TEXT SHOWN
[START]
The Day of the Lord, says Amos, spells destruction for Israel because she forgot about the snake, about sin!

B The Israelites who lived during the time of Amos pointed with pride to their religious feasts, their assemblies, their burnt offerings, their grain offerings, their songs, the music of their harps.

In simply devastating language Amos tells them what God thinks of their worship. As we ponder what Amos says, we should think of our own festivals, assemblies, Sunday worship services, and celebrations of the Lord's Supper. God says:
(Amos 5:21-23) "I hate, I despise your religious feasts; I cannot stand your assemblies. (22) Even though you bring me burnt offerings and grain offerings, I will not accept them. Though you bring choice fellowship offerings, I will have no regard for them. (23) Away with the noise of your songs! I will not listen to the music of your harps.

The Northern Kingdom of Israel worshiped at Bethel and Gilgal instead of at the Temple in Jerusalem. In establishing these worship centers, they were very careful to imitate what God had established in Jerusalem: they observed the same festivals; they offered sacrifices at the same times; they kept the same hours of prayer (cf 1 Kings 12:32). They thought such imitation would please the Lord. Apparently it didn't! The Lord reacts with such strong language: "I hate ... I despise ... I will not accept ... I will have no regard ... I will not listen." The Lord couldn't stand what was going on in Bethel and Gilgal. He wanted to see and hear nothing of it. Their hymns and temple music were nothing but racket in His ears. The sacrifices of the fatted beasts disgusted Him. For this reason the Lord earlier said through the prophet: "do not seek Bethel, do not go to Gilgal, do not journey to Beersheba. For Gilgal will go into exile, and Bethel will be reduced to nothing" (Amos 5:5).

If that is what the Lord thinks of Israel's worship, we have to ask ourselves what the Lord thinks of ours. What does He think of our offerings, our songs, our prayers, our celebration of the Lord's Supper this morning?

C Why does the Lord react so strongly to Israel's worship? Why? Two reasons. First, because it wasn't true or legitimate worship. We have to go back in Israel's history to the reign of Jeroboam I to see this. It was Jeroboam I who established Bethel as a place of worship to rival the one in Jerusalem. It was he who ordered the imitation of what God had instituted in Jerusalem. But he also made two golden calves. He said to the people, "It is too much for you to go up to Jerusalem. Here are your gods, O Israel, who brought you up out of Egypt." One of the calves he set up in Bethel. And, says Scripture, "this thing became a sin" (1 Kings 12:28-30). Of course it was a sin! Yes, at Bethel and Gilgal Israel went through all the forms of worshiping God; in fact, they were very impressive in their worship. Yet, their worship was a transgression of the first and second commandments (cf Amos 5:26).

The second reason the Lord does not accept Israel's worship was because it was nothing but show; it wasn't from the heart; it wasn't sincere. Israel's Sabbath Day worship was exactly that Sabbath Day worship. It did not extend to the rest of the week. Today, we would have to call them "Sunday Christians." The Israelites lived one way on the Sabbath and another way the rest of the week. Israel's righteousness was occasional; it was a Sabbath Day righteousness. We would say that they did not live out the faith and properly respond to God's grace something we are urged to do on this Lord's Supper Sunday.
[END]
ROWS
[START]
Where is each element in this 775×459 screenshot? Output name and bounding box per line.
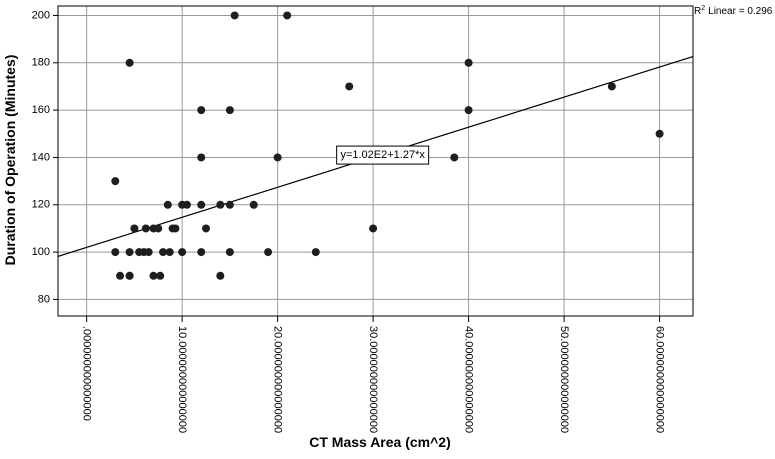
data-point <box>197 106 206 115</box>
data-point <box>165 248 174 257</box>
data-point <box>154 224 163 233</box>
x-axis-title: CT Mass Area (cm^2) <box>309 434 450 450</box>
data-point <box>225 200 234 209</box>
data-point <box>225 248 234 257</box>
x-tick-label: 60.000000000000000 <box>654 326 666 433</box>
y-tick-label: 120 <box>32 199 50 211</box>
data-point <box>141 224 150 233</box>
data-point <box>178 248 187 257</box>
data-point <box>111 248 120 257</box>
data-point <box>273 153 282 162</box>
data-point <box>163 200 172 209</box>
x-tick-label: 40.000000000000000 <box>463 326 475 433</box>
data-point <box>216 200 225 209</box>
data-point <box>225 106 234 115</box>
data-point <box>249 200 258 209</box>
r2-superscript: 2 <box>701 5 705 12</box>
x-axis-ticks: .000000000000000 10.000000000000000 20.000… <box>81 316 666 433</box>
y-tick-label: 100 <box>32 246 50 258</box>
y-tick-label: 200 <box>32 9 50 21</box>
x-tick-label: 20.000000000000000 <box>272 326 284 433</box>
data-points <box>111 11 664 280</box>
r2-prefix: R <box>694 6 701 17</box>
data-point <box>197 248 206 257</box>
data-point <box>450 153 459 162</box>
data-point <box>311 248 320 257</box>
data-point <box>345 82 354 91</box>
x-tick-label: .000000000000000 <box>81 326 93 421</box>
y-tick-label: 180 <box>32 57 50 69</box>
data-point <box>125 248 134 257</box>
data-point <box>171 224 180 233</box>
y-tick-label: 80 <box>38 293 50 305</box>
data-point <box>464 106 473 115</box>
data-point <box>144 248 153 257</box>
fit-equation-label: y=1.02E2+1.27*x <box>336 145 430 165</box>
data-point <box>125 58 134 67</box>
data-point <box>159 248 168 257</box>
data-point <box>130 224 139 233</box>
data-point <box>202 224 211 233</box>
data-point <box>149 271 158 280</box>
y-axis-ticks: 80 100 120 140 160 180 200 <box>32 9 58 305</box>
data-point <box>369 224 378 233</box>
data-point <box>283 11 292 20</box>
r2-label: R2 Linear = 0.296 <box>694 5 773 17</box>
x-tick-label: 30.000000000000000 <box>367 326 379 433</box>
data-point <box>655 129 664 138</box>
data-point <box>156 271 165 280</box>
data-point <box>216 271 225 280</box>
y-tick-label: 140 <box>32 151 50 163</box>
data-point <box>111 177 120 186</box>
x-tick-label: 50.000000000000000 <box>558 326 570 433</box>
data-point <box>116 271 125 280</box>
data-point <box>230 11 239 20</box>
data-point <box>197 200 206 209</box>
fit-equation-text: y=1.02E2+1.27*x <box>340 149 425 161</box>
data-point <box>197 153 206 162</box>
grid-lines <box>58 6 693 316</box>
r2-value: Linear = 0.296 <box>708 6 773 17</box>
x-tick-label: 10.000000000000000 <box>176 326 188 433</box>
y-tick-label: 160 <box>32 104 50 116</box>
data-point <box>125 271 134 280</box>
data-point <box>607 82 616 91</box>
data-point <box>182 200 191 209</box>
plot-frame <box>57 5 694 317</box>
data-point <box>464 58 473 67</box>
data-point <box>264 248 273 257</box>
y-axis-title: Duration of Operation (Minutes) <box>2 55 18 266</box>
[END]
WHAT YOU WILL DO
- A) Based on the text on Amos, state whether each statement agrees with it: (i) the Northern Kingdom of Israel worshiped at Bethel and Gilgal rather than at the Temple in Jerusalem; (ii) Jeroboam I made three golden calves; (iii) Israel's Sabbath Day worship carried over into the rest of the week. For each, give yes or no and quote the deciding words.
- B) From the entries, extract the lines starting with the line that contains "data-point <box>197 106 206 115</box>" up to and including the line that contains "r2-superscript: 2 <box>701 5 705 12</box>".

RESPONSE LIST
- A)
(i) Yes: "The Northern Kingdom of Israel worshiped at Bethel and Gilgal instead of at the Temple in Jerusalem."
(ii) No: "But he also made two golden calves."
(iii) No: "It did not extend to the rest of the week."

- B)
data-point <box>197 106 206 115</box>
data-point <box>165 248 174 257</box>
data-point <box>154 224 163 233</box>
x-axis-title: CT Mass Area (cm^2) <box>309 434 450 450</box>
data-point <box>225 200 234 209</box>
data-point <box>225 248 234 257</box>
x-tick-label: 60.000000000000000 <box>654 326 666 433</box>
y-tick-label: 120 <box>32 199 50 211</box>
data-point <box>141 224 150 233</box>
data-point <box>178 248 187 257</box>
data-point <box>111 248 120 257</box>
data-point <box>273 153 282 162</box>
data-point <box>163 200 172 209</box>
x-tick-label: 40.000000000000000 <box>463 326 475 433</box>
data-point <box>216 200 225 209</box>
data-point <box>225 106 234 115</box>
data-point <box>249 200 258 209</box>
r2-superscript: 2 <box>701 5 705 12</box>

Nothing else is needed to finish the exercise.